>>>>>

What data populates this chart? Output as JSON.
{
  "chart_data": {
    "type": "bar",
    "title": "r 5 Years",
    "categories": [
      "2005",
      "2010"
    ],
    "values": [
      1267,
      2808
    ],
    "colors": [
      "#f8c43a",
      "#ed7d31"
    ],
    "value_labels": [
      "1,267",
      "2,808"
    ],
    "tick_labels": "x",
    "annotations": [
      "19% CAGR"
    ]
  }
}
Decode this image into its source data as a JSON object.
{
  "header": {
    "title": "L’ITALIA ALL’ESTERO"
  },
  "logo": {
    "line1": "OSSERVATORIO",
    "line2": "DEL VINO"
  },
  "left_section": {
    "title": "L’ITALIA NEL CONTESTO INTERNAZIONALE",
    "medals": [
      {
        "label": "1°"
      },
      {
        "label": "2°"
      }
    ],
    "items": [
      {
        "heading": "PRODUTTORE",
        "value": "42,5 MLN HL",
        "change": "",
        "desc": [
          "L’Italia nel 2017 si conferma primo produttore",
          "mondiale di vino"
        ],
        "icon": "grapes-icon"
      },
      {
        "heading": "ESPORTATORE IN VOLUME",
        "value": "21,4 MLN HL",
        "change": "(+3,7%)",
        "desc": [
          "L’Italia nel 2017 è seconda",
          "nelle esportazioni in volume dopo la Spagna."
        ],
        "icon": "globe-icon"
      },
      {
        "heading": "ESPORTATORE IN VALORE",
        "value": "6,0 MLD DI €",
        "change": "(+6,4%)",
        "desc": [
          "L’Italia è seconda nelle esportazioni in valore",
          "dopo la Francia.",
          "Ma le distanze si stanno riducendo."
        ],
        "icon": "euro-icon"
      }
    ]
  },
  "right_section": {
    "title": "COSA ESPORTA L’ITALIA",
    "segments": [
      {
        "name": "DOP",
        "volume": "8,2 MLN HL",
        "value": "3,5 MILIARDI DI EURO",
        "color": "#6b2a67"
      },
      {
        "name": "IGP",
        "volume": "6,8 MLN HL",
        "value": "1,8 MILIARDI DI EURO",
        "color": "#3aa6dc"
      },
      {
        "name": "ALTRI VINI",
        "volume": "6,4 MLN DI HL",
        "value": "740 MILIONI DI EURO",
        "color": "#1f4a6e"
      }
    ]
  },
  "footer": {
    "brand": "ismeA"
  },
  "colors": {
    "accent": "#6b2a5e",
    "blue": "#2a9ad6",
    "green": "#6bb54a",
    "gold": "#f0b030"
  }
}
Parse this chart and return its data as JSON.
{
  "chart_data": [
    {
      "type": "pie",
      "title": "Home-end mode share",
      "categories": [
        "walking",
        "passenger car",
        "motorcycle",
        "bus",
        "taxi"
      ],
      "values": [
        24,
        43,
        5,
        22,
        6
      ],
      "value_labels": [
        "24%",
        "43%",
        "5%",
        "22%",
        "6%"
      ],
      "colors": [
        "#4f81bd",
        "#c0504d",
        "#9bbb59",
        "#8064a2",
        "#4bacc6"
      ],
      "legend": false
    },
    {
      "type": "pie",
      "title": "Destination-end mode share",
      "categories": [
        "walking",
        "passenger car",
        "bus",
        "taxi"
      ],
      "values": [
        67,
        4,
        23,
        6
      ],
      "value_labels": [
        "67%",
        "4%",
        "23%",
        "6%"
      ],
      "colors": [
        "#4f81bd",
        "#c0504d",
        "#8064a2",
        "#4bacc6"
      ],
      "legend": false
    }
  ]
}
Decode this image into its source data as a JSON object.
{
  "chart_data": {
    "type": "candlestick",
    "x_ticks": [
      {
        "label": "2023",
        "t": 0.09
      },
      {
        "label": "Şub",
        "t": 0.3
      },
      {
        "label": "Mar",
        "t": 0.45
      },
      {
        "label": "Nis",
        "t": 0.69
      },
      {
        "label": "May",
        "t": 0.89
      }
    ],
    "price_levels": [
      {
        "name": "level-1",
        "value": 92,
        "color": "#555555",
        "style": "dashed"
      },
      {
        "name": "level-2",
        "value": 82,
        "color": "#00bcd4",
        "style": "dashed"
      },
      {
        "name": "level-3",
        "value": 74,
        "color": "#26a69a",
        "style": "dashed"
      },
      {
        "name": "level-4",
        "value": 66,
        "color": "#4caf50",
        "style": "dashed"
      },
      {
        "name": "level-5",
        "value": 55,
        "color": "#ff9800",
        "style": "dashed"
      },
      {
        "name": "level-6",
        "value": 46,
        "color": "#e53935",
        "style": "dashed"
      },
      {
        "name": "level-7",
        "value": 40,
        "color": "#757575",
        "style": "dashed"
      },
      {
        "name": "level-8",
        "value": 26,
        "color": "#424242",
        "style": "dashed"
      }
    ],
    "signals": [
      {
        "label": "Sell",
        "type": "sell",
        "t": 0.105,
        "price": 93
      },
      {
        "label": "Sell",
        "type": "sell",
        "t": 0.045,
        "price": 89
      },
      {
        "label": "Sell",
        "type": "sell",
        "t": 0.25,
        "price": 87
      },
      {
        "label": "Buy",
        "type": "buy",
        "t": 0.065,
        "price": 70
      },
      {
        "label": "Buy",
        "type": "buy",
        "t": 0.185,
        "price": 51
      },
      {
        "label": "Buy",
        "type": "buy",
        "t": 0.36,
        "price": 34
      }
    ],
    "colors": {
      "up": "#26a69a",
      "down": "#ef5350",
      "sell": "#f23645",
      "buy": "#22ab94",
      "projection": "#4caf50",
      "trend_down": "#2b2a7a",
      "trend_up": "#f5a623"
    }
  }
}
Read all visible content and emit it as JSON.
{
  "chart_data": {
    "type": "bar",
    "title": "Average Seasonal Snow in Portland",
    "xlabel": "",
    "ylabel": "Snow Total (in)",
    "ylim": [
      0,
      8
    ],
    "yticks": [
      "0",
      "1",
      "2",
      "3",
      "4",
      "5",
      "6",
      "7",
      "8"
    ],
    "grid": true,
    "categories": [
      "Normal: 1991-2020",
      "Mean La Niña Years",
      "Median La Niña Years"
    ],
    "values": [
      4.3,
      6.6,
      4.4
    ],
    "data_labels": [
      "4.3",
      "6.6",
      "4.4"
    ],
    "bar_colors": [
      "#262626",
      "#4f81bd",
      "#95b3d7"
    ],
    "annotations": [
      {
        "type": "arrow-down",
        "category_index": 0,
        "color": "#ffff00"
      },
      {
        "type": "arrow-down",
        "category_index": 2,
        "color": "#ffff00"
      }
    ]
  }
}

<<<<<

*Exercise description*
Print again each line of the listing above, exactly as it appears.

*Answer for the task*
What data populates this chart? Output as JSON.
{
  "chart_data": {
    "type": "bar",
    "title": "r 5 Years",
    "categories": [
      "2005",
      "2010"
    ],
    "values": [
      1267,
      2808
    ],
    "colors": [
      "#f8c43a",
      "#ed7d31"
    ],
    "value_labels": [
      "1,267",
      "2,808"
    ],
    "tick_labels": "x",
    "annotations": [
      "19% CAGR"
    ]
  }
}
Decode this image into its source data as a JSON object.
{
  "header": {
    "title": "L’ITALIA ALL’ESTERO"
  },
  "logo": {
    "line1": "OSSERVATORIO",
    "line2": "DEL VINO"
  },
  "left_section": {
    "title": "L’ITALIA NEL CONTESTO INTERNAZIONALE",
    "medals": [
      {
        "label": "1°"
      },
      {
        "label": "2°"
      }
    ],
    "items": [
      {
        "heading": "PRODUTTORE",
        "value": "42,5 MLN HL",
        "change": "",
        "desc": [
          "L’Italia nel 2017 si conferma primo produttore",
          "mondiale di vino"
        ],
        "icon": "grapes-icon"
      },
      {
        "heading": "ESPORTATORE IN VOLUME",
        "value": "21,4 MLN HL",
        "change": "(+3,7%)",
        "desc": [
          "L’Italia nel 2017 è seconda",
          "nelle esportazioni in volume dopo la Spagna."
        ],
        "icon": "globe-icon"
      },
      {
        "heading": "ESPORTATORE IN VALORE",
        "value": "6,0 MLD DI €",
        "change": "(+6,4%)",
        "desc": [
          "L’Italia è seconda nelle esportazioni in valore",
          "dopo la Francia.",
          "Ma le distanze si stanno riducendo."
        ],
        "icon": "euro-icon"
      }
    ]
  },
  "right_section": {
    "title": "COSA ESPORTA L’ITALIA",
    "segments": [
      {
        "name": "DOP",
        "volume": "8,2 MLN HL",
        "value": "3,5 MILIARDI DI EURO",
        "color": "#6b2a67"
      },
      {
        "name": "IGP",
        "volume": "6,8 MLN HL",
        "value": "1,8 MILIARDI DI EURO",
        "color": "#3aa6dc"
      },
      {
        "name": "ALTRI VINI",
        "volume": "6,4 MLN DI HL",
        "value": "740 MILIONI DI EURO",
        "color": "#1f4a6e"
      }
    ]
  },
  "footer": {
    "brand": "ismeA"
  },
  "colors": {
    "accent": "#6b2a5e",
    "blue": "#2a9ad6",
    "green": "#6bb54a",
    "gold": "#f0b030"
  }
}
Parse this chart and return its data as JSON.
{
  "chart_data": [
    {
      "type": "pie",
      "title": "Home-end mode share",
      "categories": [
        "walking",
        "passenger car",
        "motorcycle",
        "bus",
        "taxi"
      ],
      "values": [
        24,
        43,
        5,
        22,
        6
      ],
      "value_labels": [
        "24%",
        "43%",
        "5%",
        "22%",
        "6%"
      ],
      "colors": [
        "#4f81bd",
        "#c0504d",
        "#9bbb59",
        "#8064a2",
        "#4bacc6"
      ],
      "legend": false
    },
    {
      "type": "pie",
      "title": "Destination-end mode share",
      "categories": [
        "walking",
        "passenger car",
        "bus",
        "taxi"
      ],
      "values": [
        67,
        4,
        23,
        6
      ],
      "value_labels": [
        "67%",
        "4%",
        "23%",
        "6%"
      ],
      "colors": [
        "#4f81bd",
        "#c0504d",
        "#8064a2",
        "#4bacc6"
      ],
      "legend": false
    }
  ]
}
Decode this image into its source data as a JSON object.
{
  "chart_data": {
    "type": "candlestick",
    "x_ticks": [
      {
        "label": "2023",
        "t": 0.09
      },
      {
        "label": "Şub",
        "t": 0.3
      },
      {
        "label": "Mar",
        "t": 0.45
      },
      {
        "label": "Nis",
        "t": 0.69
      },
      {
        "label": "May",
        "t": 0.89
      }
    ],
    "price_levels": [
      {
        "name": "level-1",
        "value": 92,
        "color": "#555555",
        "style": "dashed"
      },
      {
        "name": "level-2",
        "value": 82,
        "color": "#00bcd4",
        "style": "dashed"
      },
      {
        "name": "level-3",
        "value": 74,
        "color": "#26a69a",
        "style": "dashed"
      },
      {
        "name": "level-4",
        "value": 66,
        "color": "#4caf50",
        "style": "dashed"
      },
      {
        "name": "level-5",
        "value": 55,
        "color": "#ff9800",
        "style": "dashed"
      },
      {
        "name": "level-6",
        "value": 46,
        "color": "#e53935",
        "style": "dashed"
      },
      {
        "name": "level-7",
        "value": 40,
        "color": "#757575",
        "style": "dashed"
      },
      {
        "name": "level-8",
        "value": 26,
        "color": "#424242",
        "style": "dashed"
      }
    ],
    "signals": [
      {
        "label": "Sell",
        "type": "sell",
        "t": 0.105,
        "price": 93
      },
      {
        "label": "Sell",
        "type": "sell",
        "t": 0.045,
        "price": 89
      },
      {
        "label": "Sell",
        "type": "sell",
        "t": 0.25,
        "price": 87
      },
      {
        "label": "Buy",
        "type": "buy",
        "t": 0.065,
        "price": 70
      },
      {
        "label": "Buy",
        "type": "buy",
        "t": 0.185,
        "price": 51
      },
      {
        "label": "Buy",
        "type": "buy",
        "t": 0.36,
        "price": 34
      }
    ],
    "colors": {
      "up": "#26a69a",
      "down": "#ef5350",
      "sell": "#f23645",
      "buy": "#22ab94",
      "projection": "#4caf50",
      "trend_down": "#2b2a7a",
      "trend_up": "#f5a623"
    }
  }
}
Read all visible content and emit it as JSON.
{
  "chart_data": {
    "type": "bar",
    "title": "Average Seasonal Snow in Portland",
    "xlabel": "",
    "ylabel": "Snow Total (in)",
    "ylim": [
      0,
      8
    ],
    "yticks": [
      "0",
      "1",
      "2",
      "3",
      "4",
      "5",
      "6",
      "7",
      "8"
    ],
    "grid": true,
    "categories": [
      "Normal: 1991-2020",
      "Mean La Niña Years",
      "Median La Niña Years"
    ],
    "values": [
      4.3,
      6.6,
      4.4
    ],
    "data_labels": [
      "4.3",
      "6.6",
      "4.4"
    ],
    "bar_colors": [
      "#262626",
      "#4f81bd",
      "#95b3d7"
    ],
    "annotations": [
      {
        "type": "arrow-down",
        "category_index": 0,
        "color": "#ffff00"
      },
      {
        "type": "arrow-down",
        "category_index": 2,
        "color": "#ffff00"
      }
    ]
  }
}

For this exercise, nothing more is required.